§ What the task requires: Do not copy the pictures; transcribe all other material exactly.

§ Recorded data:
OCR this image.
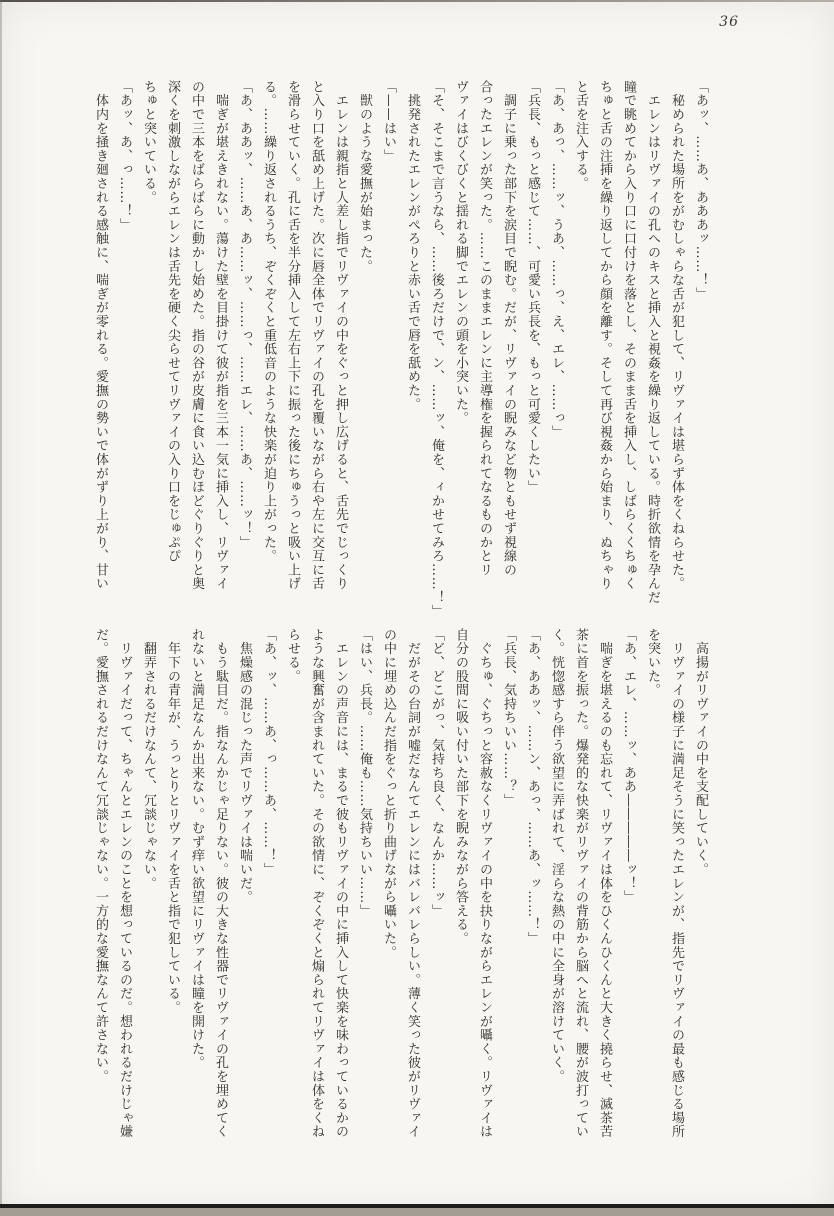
36
「あッ、……あ、あああッ……！」
　秘められた場所をがむしゃらな舌が犯して、リヴァイは堪らず体をくねらせた。
　エレンはリヴァイの孔へのキスと挿入と視姦を繰り返している。時折欲情を孕んだ
瞳で眺めてから入り口に口付けを落とし、そのまま舌を挿入し、しばらくくちゅく
ちゅと舌の注挿を繰り返してから顔を離す。そして再び視姦から始まり、ぬちゃり
と舌を注入する。
「あ、あっ、……ッ、うあ、……っ、え、エレ、……っ」
「兵長、もっと感じて……、可愛い兵長を、もっと可愛くしたい」
　調子に乗った部下を涙目で睨む。だが、リヴァイの睨みなど物ともせず視線の
合ったエレンが笑った。……このままエレンに主導権を握られてなるものかとリ
ヴァイはびくびくと揺れる脚でエレンの頭を小突いた。
「そ、そこまで言うなら、……後ろだけで、ン、……ッ、俺を、ィかせてみろ……！」
　挑発されたエレンがぺろりと赤い舌で唇を舐めた。
「——はい」
　獣のような愛撫が始まった。
　エレンは親指と人差し指でリヴァイの中をぐっと押し広げると、舌先でじっくり
と入り口を舐め上げた。次に唇全体でリヴァイの孔を覆いながら右や左に交互に舌
を滑らせていく。孔に舌を半分挿入して左右上下に振った後にちゅうっと吸い上げ
る。……繰り返されるうち、ぞくぞくと重低音のような快楽が迫り上がった。
「あ、ああッ、……あ、あ……ッ、……っ、……エレ、……あ、……ッ！」
　喘ぎが堪えきれない。蕩けた壁を目掛けて彼が指を三本一気に挿入し、リヴァイ
の中で三本をばらばらに動かし始めた。指の谷が皮膚に食い込むほどぐりぐりと奥
深くを刺激しながらエレンは舌先を硬く尖らせてリヴァイの入り口をじゅぷぴ
ちゅと突いている。
「あッ、あ、っ……！」
　体内を掻き廻される感触に、喘ぎが零れる。愛撫の勢いで体がずり上がり、甘い
　高揚がリヴァイの中を支配していく。
　リヴァイの様子に満足そうに笑ったエレンが、指先でリヴァイの最も感じる場所
を突いた。
「あ、エレ、……ッ、ああ―――――ッ！」
　喘ぎを堪えるのも忘れて、リヴァイは体をひくんひくんと大きく撓らせ、滅茶苦
茶に首を振った。爆発的な快楽がリヴァイの背筋から脳へと流れ、腰が波打ってい
く。恍惚感すら伴う欲望に弄ばれて、淫らな熱の中に全身が溶けていく。
「あ、ああッ、……ン、あっ、……あ、ッ……！」
「兵長、気持ちいい……？」
　ぐちゅ、ぐちっと容赦なくリヴァイの中を抉りながらエレンが囁く。リヴァイは
自分の股間に吸い付いた部下を睨みながら答える。
「ど、どこがっ、気持ち良く、なんか……ッ」
　だがその台詞が嘘だなんてエレンにはバレバレらしい。薄く笑った彼がリヴァイ
の中に埋め込んだ指をぐっと折り曲げながら囁いた。
「はい、兵長。……俺も……気持ちいい……」
　エレンの声音には、まるで彼もリヴァイの中に挿入して快楽を味わっているかの
ような興奮が含まれていた。その欲情に、ぞくぞくと煽られてリヴァイは体をくね
らせる。
「あ、ッ、……あ、っ……あ、……！」
　焦燥感の混じった声でリヴァイは喘いだ。
　もう駄目だ。指なんかじゃ足りない。彼の大きな性器でリヴァイの孔を埋めてく
れないと満足なんか出来ない。むず痒い欲望にリヴァイは瞳を開けた。
　年下の青年が、うっとりとリヴァイを舌と指で犯している。
　翻弄されるだけなんて、冗談じゃない。
　リヴァイだって、ちゃんとエレンのことを想っているのだ。想われるだけじゃ嫌
だ。愛撫されるだけなんて冗談じゃない。一方的な愛撫なんて許さない。
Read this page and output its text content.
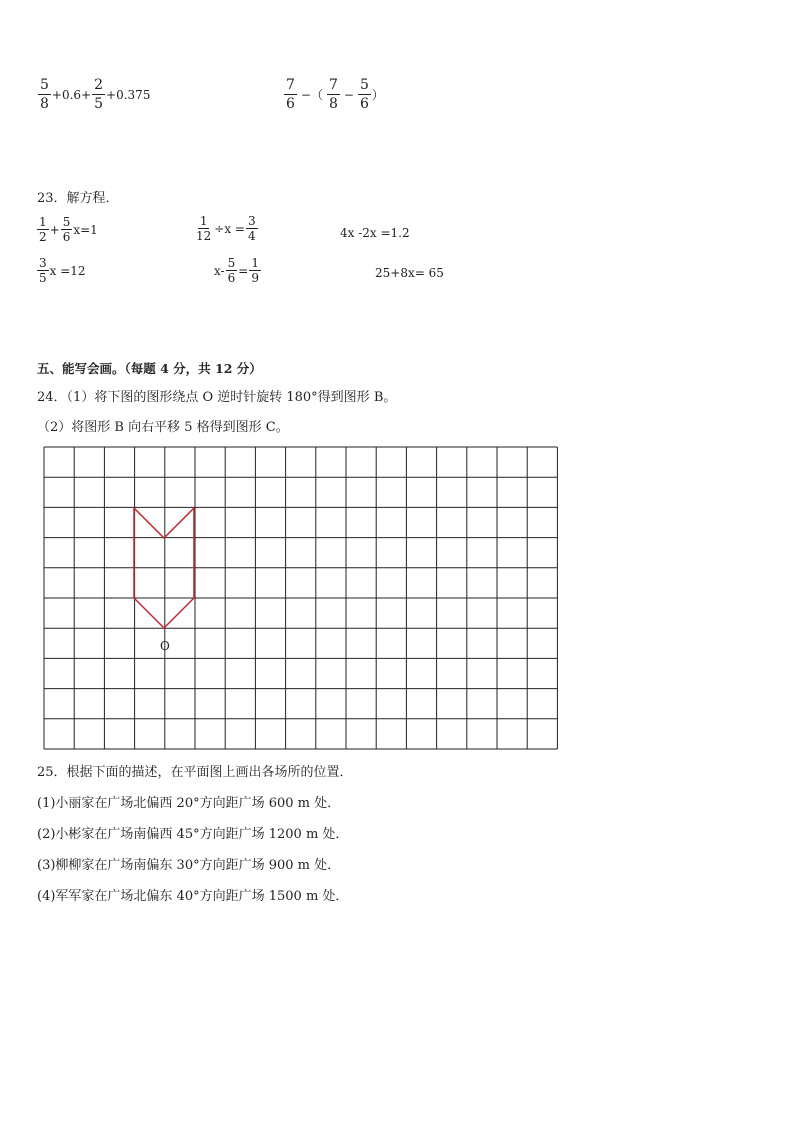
$\frac{5}{8} +0.6+ \frac{2}{5} +0.375$	$\frac{7}{6}$ −（ $\frac{7}{8} - \frac{5}{6}$ ）
23．解方程．
$\frac{1}{2} + \frac{5}{6} x=1$	$\frac{1}{12} \div x = \frac{3}{4}$	4x -2x =1.2
$\frac{3}{5}$ x =12	$x- \frac{5}{6} = \frac{1}{9}$	25+8x= 65
五、能写会画。（每题 4 分，共 12 分）
24．（1）将下图的图形绕点 O 逆时针旋转 180°得到图形 B。
（2）将图形 B 向右平移 5 格得到图形 C。
O
25．根据下面的描述，在平面图上画出各场所的位置．
(1)小丽家在广场北偏西 20°方向距广场 600 m 处．
(2)小彬家在广场南偏西 45°方向距广场 1200 m 处．
(3)柳柳家在广场南偏东 30°方向距广场 900 m 处．
(4)军军家在广场北偏东 40°方向距广场 1500 m 处．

§ Correct output:
OCR this image.
36
「あッ、……あ、あああッ……！」
　秘められた場所をがむしゃらな舌が犯して、リヴァイは堪らず体をくねらせた。
　エレンはリヴァイの孔へのキスと挿入と視姦を繰り返している。時折欲情を孕んだ
瞳で眺めてから入り口に口付けを落とし、そのまま舌を挿入し、しばらくくちゅく
ちゅと舌の注挿を繰り返してから顔を離す。そして再び視姦から始まり、ぬちゃり
と舌を注入する。
「あ、あっ、……ッ、うあ、……っ、え、エレ、……っ」
「兵長、もっと感じて……、可愛い兵長を、もっと可愛くしたい」
　調子に乗った部下を涙目で睨む。だが、リヴァイの睨みなど物ともせず視線の
合ったエレンが笑った。……このままエレンに主導権を握られてなるものかとリ
ヴァイはびくびくと揺れる脚でエレンの頭を小突いた。
「そ、そこまで言うなら、……後ろだけで、ン、……ッ、俺を、ィかせてみろ……！」
　挑発されたエレンがぺろりと赤い舌で唇を舐めた。
「——はい」
　獣のような愛撫が始まった。
　エレンは親指と人差し指でリヴァイの中をぐっと押し広げると、舌先でじっくり
と入り口を舐め上げた。次に唇全体でリヴァイの孔を覆いながら右や左に交互に舌
を滑らせていく。孔に舌を半分挿入して左右上下に振った後にちゅうっと吸い上げ
る。……繰り返されるうち、ぞくぞくと重低音のような快楽が迫り上がった。
「あ、ああッ、……あ、あ……ッ、……っ、……エレ、……あ、……ッ！」
　喘ぎが堪えきれない。蕩けた壁を目掛けて彼が指を三本一気に挿入し、リヴァイ
の中で三本をばらばらに動かし始めた。指の谷が皮膚に食い込むほどぐりぐりと奥
深くを刺激しながらエレンは舌先を硬く尖らせてリヴァイの入り口をじゅぷぴ
ちゅと突いている。
「あッ、あ、っ……！」
　体内を掻き廻される感触に、喘ぎが零れる。愛撫の勢いで体がずり上がり、甘い
　高揚がリヴァイの中を支配していく。
　リヴァイの様子に満足そうに笑ったエレンが、指先でリヴァイの最も感じる場所
を突いた。
「あ、エレ、……ッ、ああ―――――ッ！」
　喘ぎを堪えるのも忘れて、リヴァイは体をひくんひくんと大きく撓らせ、滅茶苦
茶に首を振った。爆発的な快楽がリヴァイの背筋から脳へと流れ、腰が波打ってい
く。恍惚感すら伴う欲望に弄ばれて、淫らな熱の中に全身が溶けていく。
「あ、ああッ、……ン、あっ、……あ、ッ……！」
「兵長、気持ちいい……？」
　ぐちゅ、ぐちっと容赦なくリヴァイの中を抉りながらエレンが囁く。リヴァイは
自分の股間に吸い付いた部下を睨みながら答える。
「ど、どこがっ、気持ち良く、なんか……ッ」
　だがその台詞が嘘だなんてエレンにはバレバレらしい。薄く笑った彼がリヴァイ
の中に埋め込んだ指をぐっと折り曲げながら囁いた。
「はい、兵長。……俺も……気持ちいい……」
　エレンの声音には、まるで彼もリヴァイの中に挿入して快楽を味わっているかの
ような興奮が含まれていた。その欲情に、ぞくぞくと煽られてリヴァイは体をくね
らせる。
「あ、ッ、……あ、っ……あ、……！」
　焦燥感の混じった声でリヴァイは喘いだ。
　もう駄目だ。指なんかじゃ足りない。彼の大きな性器でリヴァイの孔を埋めてく
れないと満足なんか出来ない。むず痒い欲望にリヴァイは瞳を開けた。
　年下の青年が、うっとりとリヴァイを舌と指で犯している。
　翻弄されるだけなんて、冗談じゃない。
　リヴァイだって、ちゃんとエレンのことを想っているのだ。想われるだけじゃ嫌
だ。愛撫されるだけなんて冗談じゃない。一方的な愛撫なんて許さない。
Read this page and output its text content.
$\frac{5}{8} +0.6+ \frac{2}{5} +0.375$	$\frac{7}{6}$ −（ $\frac{7}{8} - \frac{5}{6}$ ）
23．解方程．
$\frac{1}{2} + \frac{5}{6} x=1$	$\frac{1}{12} \div x = \frac{3}{4}$	4x -2x =1.2
$\frac{3}{5}$ x =12	$x- \frac{5}{6} = \frac{1}{9}$	25+8x= 65
五、能写会画。（每题 4 分，共 12 分）
24．（1）将下图的图形绕点 O 逆时针旋转 180°得到图形 B。
（2）将图形 B 向右平移 5 格得到图形 C。
O
25．根据下面的描述，在平面图上画出各场所的位置．
(1)小丽家在广场北偏西 20°方向距广场 600 m 处．
(2)小彬家在广场南偏西 45°方向距广场 1200 m 处．
(3)柳柳家在广场南偏东 30°方向距广场 900 m 处．
(4)军军家在广场北偏东 40°方向距广场 1500 m 处．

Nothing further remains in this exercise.